_OBJECTIVE_. The records that follow must be reproduced in full, exactly as written.

>>

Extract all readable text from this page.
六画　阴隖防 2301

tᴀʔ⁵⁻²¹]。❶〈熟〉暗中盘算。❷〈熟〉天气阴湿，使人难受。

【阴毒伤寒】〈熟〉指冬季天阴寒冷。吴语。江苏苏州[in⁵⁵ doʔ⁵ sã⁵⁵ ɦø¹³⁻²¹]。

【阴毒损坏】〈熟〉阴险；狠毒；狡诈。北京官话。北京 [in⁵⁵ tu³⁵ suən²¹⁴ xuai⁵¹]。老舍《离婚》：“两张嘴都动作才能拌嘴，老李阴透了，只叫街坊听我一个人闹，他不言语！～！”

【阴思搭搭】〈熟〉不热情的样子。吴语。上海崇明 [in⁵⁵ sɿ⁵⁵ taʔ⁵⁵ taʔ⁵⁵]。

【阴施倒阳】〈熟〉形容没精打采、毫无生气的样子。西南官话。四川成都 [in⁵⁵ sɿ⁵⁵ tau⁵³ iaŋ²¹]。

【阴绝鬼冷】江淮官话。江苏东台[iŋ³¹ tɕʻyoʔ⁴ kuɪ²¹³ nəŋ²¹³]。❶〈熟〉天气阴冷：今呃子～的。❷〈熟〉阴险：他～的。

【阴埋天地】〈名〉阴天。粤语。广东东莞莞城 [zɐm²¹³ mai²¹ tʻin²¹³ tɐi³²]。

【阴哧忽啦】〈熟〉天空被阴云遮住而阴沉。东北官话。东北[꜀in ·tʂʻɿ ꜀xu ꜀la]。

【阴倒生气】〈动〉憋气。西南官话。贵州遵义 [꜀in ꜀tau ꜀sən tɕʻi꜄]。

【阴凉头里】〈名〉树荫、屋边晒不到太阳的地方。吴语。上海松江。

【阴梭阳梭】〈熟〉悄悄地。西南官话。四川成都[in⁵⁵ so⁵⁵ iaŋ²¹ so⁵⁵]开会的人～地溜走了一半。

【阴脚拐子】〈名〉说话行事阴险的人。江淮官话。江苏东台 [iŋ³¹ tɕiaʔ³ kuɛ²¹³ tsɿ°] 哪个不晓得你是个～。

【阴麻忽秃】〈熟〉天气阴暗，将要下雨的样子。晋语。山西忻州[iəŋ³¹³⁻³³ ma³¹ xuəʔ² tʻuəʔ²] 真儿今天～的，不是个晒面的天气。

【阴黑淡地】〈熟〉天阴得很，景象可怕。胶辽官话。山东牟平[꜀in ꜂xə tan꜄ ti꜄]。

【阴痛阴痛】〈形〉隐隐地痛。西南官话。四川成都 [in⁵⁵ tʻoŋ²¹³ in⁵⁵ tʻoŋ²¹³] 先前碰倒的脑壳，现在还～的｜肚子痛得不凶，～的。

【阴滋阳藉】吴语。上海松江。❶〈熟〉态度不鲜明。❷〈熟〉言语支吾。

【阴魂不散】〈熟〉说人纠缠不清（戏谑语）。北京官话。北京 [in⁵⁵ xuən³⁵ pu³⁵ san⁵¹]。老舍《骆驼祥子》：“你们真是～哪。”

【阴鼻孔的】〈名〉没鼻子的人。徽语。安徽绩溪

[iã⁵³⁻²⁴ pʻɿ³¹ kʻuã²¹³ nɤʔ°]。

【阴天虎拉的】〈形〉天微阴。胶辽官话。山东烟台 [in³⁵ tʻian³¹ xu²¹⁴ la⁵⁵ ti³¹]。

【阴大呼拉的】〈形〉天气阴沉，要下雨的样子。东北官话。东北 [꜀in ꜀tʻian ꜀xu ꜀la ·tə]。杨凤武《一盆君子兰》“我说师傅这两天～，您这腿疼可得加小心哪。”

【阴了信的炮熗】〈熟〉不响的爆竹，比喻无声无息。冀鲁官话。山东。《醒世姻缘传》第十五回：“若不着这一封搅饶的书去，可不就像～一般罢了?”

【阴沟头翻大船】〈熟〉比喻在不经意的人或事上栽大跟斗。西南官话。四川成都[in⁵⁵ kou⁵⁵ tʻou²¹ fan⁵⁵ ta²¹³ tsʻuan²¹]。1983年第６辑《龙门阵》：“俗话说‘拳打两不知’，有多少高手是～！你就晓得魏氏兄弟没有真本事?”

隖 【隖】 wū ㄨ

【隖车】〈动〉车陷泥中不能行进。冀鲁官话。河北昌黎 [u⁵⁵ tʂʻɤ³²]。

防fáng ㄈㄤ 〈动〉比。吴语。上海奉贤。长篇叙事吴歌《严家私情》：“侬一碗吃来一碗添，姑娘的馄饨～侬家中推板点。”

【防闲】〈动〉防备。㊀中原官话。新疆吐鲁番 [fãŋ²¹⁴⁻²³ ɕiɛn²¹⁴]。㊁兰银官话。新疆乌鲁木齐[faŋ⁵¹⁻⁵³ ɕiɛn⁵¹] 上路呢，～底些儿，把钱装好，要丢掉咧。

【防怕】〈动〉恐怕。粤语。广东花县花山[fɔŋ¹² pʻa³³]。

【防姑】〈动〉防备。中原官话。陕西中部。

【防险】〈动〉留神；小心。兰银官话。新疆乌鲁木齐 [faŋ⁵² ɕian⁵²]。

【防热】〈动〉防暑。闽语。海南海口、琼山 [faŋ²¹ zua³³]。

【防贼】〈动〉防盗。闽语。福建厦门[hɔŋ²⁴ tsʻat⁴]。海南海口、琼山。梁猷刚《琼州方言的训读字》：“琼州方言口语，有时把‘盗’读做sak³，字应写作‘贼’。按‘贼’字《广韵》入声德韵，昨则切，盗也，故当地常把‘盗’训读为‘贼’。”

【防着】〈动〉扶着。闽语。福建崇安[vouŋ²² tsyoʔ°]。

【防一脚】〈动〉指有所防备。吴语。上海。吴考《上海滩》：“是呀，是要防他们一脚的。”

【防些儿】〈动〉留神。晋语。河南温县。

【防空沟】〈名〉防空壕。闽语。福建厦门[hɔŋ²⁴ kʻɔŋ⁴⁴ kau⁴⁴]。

<<

_EXERCISE RESPONSE_.
Extract all readable text from this page.
六画　阴隖防 2301

tᴀʔ⁵⁻²¹]。❶〈熟〉暗中盘算。❷〈熟〉天气阴湿，使人难受。

【阴毒伤寒】〈熟〉指冬季天阴寒冷。吴语。江苏苏州[in⁵⁵ doʔ⁵ sã⁵⁵ ɦø¹³⁻²¹]。

【阴毒损坏】〈熟〉阴险；狠毒；狡诈。北京官话。北京 [in⁵⁵ tu³⁵ suən²¹⁴ xuai⁵¹]。老舍《离婚》：“两张嘴都动作才能拌嘴，老李阴透了，只叫街坊听我一个人闹，他不言语！～！”

【阴思搭搭】〈熟〉不热情的样子。吴语。上海崇明 [in⁵⁵ sɿ⁵⁵ taʔ⁵⁵ taʔ⁵⁵]。

【阴施倒阳】〈熟〉形容没精打采、毫无生气的样子。西南官话。四川成都 [in⁵⁵ sɿ⁵⁵ tau⁵³ iaŋ²¹]。

【阴绝鬼冷】江淮官话。江苏东台[iŋ³¹ tɕʻyoʔ⁴ kuɪ²¹³ nəŋ²¹³]。❶〈熟〉天气阴冷：今呃子～的。❷〈熟〉阴险：他～的。

【阴埋天地】〈名〉阴天。粤语。广东东莞莞城 [zɐm²¹³ mai²¹ tʻin²¹³ tɐi³²]。

【阴哧忽啦】〈熟〉天空被阴云遮住而阴沉。东北官话。东北[꜀in ·tʂʻɿ ꜀xu ꜀la]。

【阴倒生气】〈动〉憋气。西南官话。贵州遵义 [꜀in ꜀tau ꜀sən tɕʻi꜄]。

【阴凉头里】〈名〉树荫、屋边晒不到太阳的地方。吴语。上海松江。

【阴梭阳梭】〈熟〉悄悄地。西南官话。四川成都[in⁵⁵ so⁵⁵ iaŋ²¹ so⁵⁵]开会的人～地溜走了一半。

【阴脚拐子】〈名〉说话行事阴险的人。江淮官话。江苏东台 [iŋ³¹ tɕiaʔ³ kuɛ²¹³ tsɿ°] 哪个不晓得你是个～。

【阴麻忽秃】〈熟〉天气阴暗，将要下雨的样子。晋语。山西忻州[iəŋ³¹³⁻³³ ma³¹ xuəʔ² tʻuəʔ²] 真儿今天～的，不是个晒面的天气。

【阴黑淡地】〈熟〉天阴得很，景象可怕。胶辽官话。山东牟平[꜀in ꜂xə tan꜄ ti꜄]。

【阴痛阴痛】〈形〉隐隐地痛。西南官话。四川成都 [in⁵⁵ tʻoŋ²¹³ in⁵⁵ tʻoŋ²¹³] 先前碰倒的脑壳，现在还～的｜肚子痛得不凶，～的。

【阴滋阳藉】吴语。上海松江。❶〈熟〉态度不鲜明。❷〈熟〉言语支吾。

【阴魂不散】〈熟〉说人纠缠不清（戏谑语）。北京官话。北京 [in⁵⁵ xuən³⁵ pu³⁵ san⁵¹]。老舍《骆驼祥子》：“你们真是～哪。”

【阴鼻孔的】〈名〉没鼻子的人。徽语。安徽绩溪

[iã⁵³⁻²⁴ pʻɿ³¹ kʻuã²¹³ nɤʔ°]。

【阴天虎拉的】〈形〉天微阴。胶辽官话。山东烟台 [in³⁵ tʻian³¹ xu²¹⁴ la⁵⁵ ti³¹]。

【阴大呼拉的】〈形〉天气阴沉，要下雨的样子。东北官话。东北 [꜀in ꜀tʻian ꜀xu ꜀la ·tə]。杨凤武《一盆君子兰》“我说师傅这两天～，您这腿疼可得加小心哪。”

【阴了信的炮熗】〈熟〉不响的爆竹，比喻无声无息。冀鲁官话。山东。《醒世姻缘传》第十五回：“若不着这一封搅饶的书去，可不就像～一般罢了?”

【阴沟头翻大船】〈熟〉比喻在不经意的人或事上栽大跟斗。西南官话。四川成都[in⁵⁵ kou⁵⁵ tʻou²¹ fan⁵⁵ ta²¹³ tsʻuan²¹]。1983年第６辑《龙门阵》：“俗话说‘拳打两不知’，有多少高手是～！你就晓得魏氏兄弟没有真本事?”

隖 【隖】 wū ㄨ

【隖车】〈动〉车陷泥中不能行进。冀鲁官话。河北昌黎 [u⁵⁵ tʂʻɤ³²]。

防fáng ㄈㄤ 〈动〉比。吴语。上海奉贤。长篇叙事吴歌《严家私情》：“侬一碗吃来一碗添，姑娘的馄饨～侬家中推板点。”

【防闲】〈动〉防备。㊀中原官话。新疆吐鲁番 [fãŋ²¹⁴⁻²³ ɕiɛn²¹⁴]。㊁兰银官话。新疆乌鲁木齐[faŋ⁵¹⁻⁵³ ɕiɛn⁵¹] 上路呢，～底些儿，把钱装好，要丢掉咧。

【防怕】〈动〉恐怕。粤语。广东花县花山[fɔŋ¹² pʻa³³]。

【防姑】〈动〉防备。中原官话。陕西中部。

【防险】〈动〉留神；小心。兰银官话。新疆乌鲁木齐 [faŋ⁵² ɕian⁵²]。

【防热】〈动〉防暑。闽语。海南海口、琼山 [faŋ²¹ zua³³]。

【防贼】〈动〉防盗。闽语。福建厦门[hɔŋ²⁴ tsʻat⁴]。海南海口、琼山。梁猷刚《琼州方言的训读字》：“琼州方言口语，有时把‘盗’读做sak³，字应写作‘贼’。按‘贼’字《广韵》入声德韵，昨则切，盗也，故当地常把‘盗’训读为‘贼’。”

【防着】〈动〉扶着。闽语。福建崇安[vouŋ²² tsyoʔ°]。

【防一脚】〈动〉指有所防备。吴语。上海。吴考《上海滩》：“是呀，是要防他们一脚的。”

【防些儿】〈动〉留神。晋语。河南温县。

【防空沟】〈名〉防空壕。闽语。福建厦门[hɔŋ²⁴ kʻɔŋ⁴⁴ kau⁴⁴]。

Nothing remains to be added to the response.